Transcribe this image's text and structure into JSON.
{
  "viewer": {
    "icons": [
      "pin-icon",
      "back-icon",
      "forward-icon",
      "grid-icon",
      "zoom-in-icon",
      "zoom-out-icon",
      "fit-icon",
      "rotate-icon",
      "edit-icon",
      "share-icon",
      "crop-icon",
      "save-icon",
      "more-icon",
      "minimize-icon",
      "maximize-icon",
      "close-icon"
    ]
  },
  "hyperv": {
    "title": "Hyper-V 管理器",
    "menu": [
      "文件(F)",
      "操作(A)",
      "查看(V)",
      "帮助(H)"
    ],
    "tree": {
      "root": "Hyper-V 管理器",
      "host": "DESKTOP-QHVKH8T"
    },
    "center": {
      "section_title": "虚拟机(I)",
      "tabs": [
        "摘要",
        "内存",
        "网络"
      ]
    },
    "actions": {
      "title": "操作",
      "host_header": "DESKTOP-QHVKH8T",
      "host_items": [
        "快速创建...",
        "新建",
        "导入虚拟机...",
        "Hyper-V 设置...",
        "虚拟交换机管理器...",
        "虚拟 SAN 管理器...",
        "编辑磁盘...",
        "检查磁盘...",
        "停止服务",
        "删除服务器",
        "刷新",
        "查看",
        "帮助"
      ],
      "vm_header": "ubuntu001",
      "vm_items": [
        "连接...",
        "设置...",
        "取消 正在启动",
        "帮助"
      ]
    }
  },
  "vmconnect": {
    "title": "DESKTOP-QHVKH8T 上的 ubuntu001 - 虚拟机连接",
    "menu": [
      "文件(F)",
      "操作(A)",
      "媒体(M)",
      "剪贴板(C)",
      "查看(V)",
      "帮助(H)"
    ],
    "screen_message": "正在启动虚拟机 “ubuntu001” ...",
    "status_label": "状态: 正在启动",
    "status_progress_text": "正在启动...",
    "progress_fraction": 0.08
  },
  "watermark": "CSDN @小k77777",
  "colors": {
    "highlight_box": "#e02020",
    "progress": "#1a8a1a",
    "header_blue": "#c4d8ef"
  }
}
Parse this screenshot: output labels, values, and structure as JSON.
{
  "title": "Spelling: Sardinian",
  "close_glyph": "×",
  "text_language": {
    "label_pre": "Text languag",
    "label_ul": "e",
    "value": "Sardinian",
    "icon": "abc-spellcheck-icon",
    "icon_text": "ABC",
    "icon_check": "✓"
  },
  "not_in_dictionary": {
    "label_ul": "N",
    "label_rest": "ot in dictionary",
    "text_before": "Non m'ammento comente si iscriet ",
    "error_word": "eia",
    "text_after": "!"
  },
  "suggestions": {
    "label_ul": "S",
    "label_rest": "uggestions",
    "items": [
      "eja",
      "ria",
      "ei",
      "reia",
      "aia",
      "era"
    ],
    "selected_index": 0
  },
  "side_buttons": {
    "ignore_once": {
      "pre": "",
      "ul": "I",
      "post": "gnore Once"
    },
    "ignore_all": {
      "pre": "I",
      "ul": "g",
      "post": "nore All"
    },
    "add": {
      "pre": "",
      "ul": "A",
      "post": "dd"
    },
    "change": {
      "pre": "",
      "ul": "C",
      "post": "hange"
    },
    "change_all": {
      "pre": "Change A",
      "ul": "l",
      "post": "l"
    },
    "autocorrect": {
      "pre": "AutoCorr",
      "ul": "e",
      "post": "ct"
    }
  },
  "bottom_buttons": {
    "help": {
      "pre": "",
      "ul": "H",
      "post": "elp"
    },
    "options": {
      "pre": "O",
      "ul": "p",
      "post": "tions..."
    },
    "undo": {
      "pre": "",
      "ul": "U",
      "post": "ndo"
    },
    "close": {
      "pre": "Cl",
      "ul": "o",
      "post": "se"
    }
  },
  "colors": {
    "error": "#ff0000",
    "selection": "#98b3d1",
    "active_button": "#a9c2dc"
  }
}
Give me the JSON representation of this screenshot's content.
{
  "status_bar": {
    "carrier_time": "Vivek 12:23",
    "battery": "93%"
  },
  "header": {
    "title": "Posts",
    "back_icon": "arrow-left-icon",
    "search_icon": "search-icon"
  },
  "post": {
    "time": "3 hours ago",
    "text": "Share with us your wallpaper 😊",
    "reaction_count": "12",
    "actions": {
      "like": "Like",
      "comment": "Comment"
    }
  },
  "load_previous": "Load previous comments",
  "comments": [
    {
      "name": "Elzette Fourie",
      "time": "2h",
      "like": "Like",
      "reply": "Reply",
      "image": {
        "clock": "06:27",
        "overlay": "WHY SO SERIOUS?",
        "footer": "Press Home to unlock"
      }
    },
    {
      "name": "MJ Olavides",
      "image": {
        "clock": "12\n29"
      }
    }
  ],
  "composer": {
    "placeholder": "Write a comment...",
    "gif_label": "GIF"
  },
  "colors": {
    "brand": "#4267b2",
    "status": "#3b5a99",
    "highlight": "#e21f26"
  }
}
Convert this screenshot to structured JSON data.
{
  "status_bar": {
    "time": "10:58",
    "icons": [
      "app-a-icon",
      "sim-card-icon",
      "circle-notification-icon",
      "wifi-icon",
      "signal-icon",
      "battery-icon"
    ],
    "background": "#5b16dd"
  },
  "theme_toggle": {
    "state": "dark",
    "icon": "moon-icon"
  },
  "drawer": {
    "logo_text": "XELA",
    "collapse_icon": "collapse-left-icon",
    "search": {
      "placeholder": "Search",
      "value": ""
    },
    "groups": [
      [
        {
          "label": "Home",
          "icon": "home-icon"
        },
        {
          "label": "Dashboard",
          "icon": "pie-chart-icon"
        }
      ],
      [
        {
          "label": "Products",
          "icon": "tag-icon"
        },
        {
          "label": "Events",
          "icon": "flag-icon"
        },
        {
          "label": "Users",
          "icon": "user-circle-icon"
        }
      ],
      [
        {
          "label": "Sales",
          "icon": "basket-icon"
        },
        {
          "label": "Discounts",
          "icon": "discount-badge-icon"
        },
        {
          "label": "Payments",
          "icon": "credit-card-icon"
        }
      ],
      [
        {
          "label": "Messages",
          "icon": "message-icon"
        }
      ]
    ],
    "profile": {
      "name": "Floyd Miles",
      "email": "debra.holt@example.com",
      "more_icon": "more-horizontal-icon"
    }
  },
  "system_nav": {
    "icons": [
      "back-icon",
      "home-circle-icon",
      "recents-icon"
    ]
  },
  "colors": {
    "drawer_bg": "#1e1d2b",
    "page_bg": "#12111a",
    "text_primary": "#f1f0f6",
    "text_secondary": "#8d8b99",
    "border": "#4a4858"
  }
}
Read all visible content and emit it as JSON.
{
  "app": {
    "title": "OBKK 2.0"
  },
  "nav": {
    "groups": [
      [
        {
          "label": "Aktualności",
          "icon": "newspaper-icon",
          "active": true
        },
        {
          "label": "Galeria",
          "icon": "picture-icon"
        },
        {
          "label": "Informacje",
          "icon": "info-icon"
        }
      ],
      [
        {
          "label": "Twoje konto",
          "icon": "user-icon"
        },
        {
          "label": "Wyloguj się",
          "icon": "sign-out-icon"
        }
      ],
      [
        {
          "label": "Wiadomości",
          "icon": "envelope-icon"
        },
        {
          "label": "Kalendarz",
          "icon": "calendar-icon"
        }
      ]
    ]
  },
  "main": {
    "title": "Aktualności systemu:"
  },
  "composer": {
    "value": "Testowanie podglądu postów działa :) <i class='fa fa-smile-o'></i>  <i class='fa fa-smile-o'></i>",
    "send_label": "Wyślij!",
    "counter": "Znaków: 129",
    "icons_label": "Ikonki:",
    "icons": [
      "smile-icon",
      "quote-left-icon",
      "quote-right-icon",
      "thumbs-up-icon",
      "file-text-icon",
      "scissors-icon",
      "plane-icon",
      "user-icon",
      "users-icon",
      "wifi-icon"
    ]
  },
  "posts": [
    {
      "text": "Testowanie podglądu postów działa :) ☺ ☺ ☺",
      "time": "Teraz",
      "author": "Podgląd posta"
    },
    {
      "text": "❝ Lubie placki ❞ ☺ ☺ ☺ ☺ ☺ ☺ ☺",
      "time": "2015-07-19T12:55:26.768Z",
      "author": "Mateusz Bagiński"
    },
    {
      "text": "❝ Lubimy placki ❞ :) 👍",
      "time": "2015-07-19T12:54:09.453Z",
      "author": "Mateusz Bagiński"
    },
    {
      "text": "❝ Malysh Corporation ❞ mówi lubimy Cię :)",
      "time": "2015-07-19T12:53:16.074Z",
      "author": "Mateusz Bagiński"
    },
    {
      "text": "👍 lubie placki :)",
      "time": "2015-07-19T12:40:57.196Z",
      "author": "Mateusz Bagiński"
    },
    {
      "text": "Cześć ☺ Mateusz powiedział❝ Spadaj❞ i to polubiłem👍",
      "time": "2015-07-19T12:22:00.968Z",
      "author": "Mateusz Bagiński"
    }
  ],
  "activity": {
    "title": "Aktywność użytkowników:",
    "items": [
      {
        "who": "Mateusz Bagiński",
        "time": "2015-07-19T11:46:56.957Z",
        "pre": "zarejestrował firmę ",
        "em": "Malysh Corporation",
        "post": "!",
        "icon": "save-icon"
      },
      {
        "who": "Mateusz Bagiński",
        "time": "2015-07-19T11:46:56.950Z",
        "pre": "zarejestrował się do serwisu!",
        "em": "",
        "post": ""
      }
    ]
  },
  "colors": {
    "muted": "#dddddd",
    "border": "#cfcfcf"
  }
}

****************************************

Show each line holding the word "podglądu".

    "value": "Testowanie podglądu postów działa :) <i class='fa fa-smile-o'></i>  <i class='fa fa-smile-o'></i>",
      "text": "Testowanie podglądu postów działa :) ☺ ☺ ☺",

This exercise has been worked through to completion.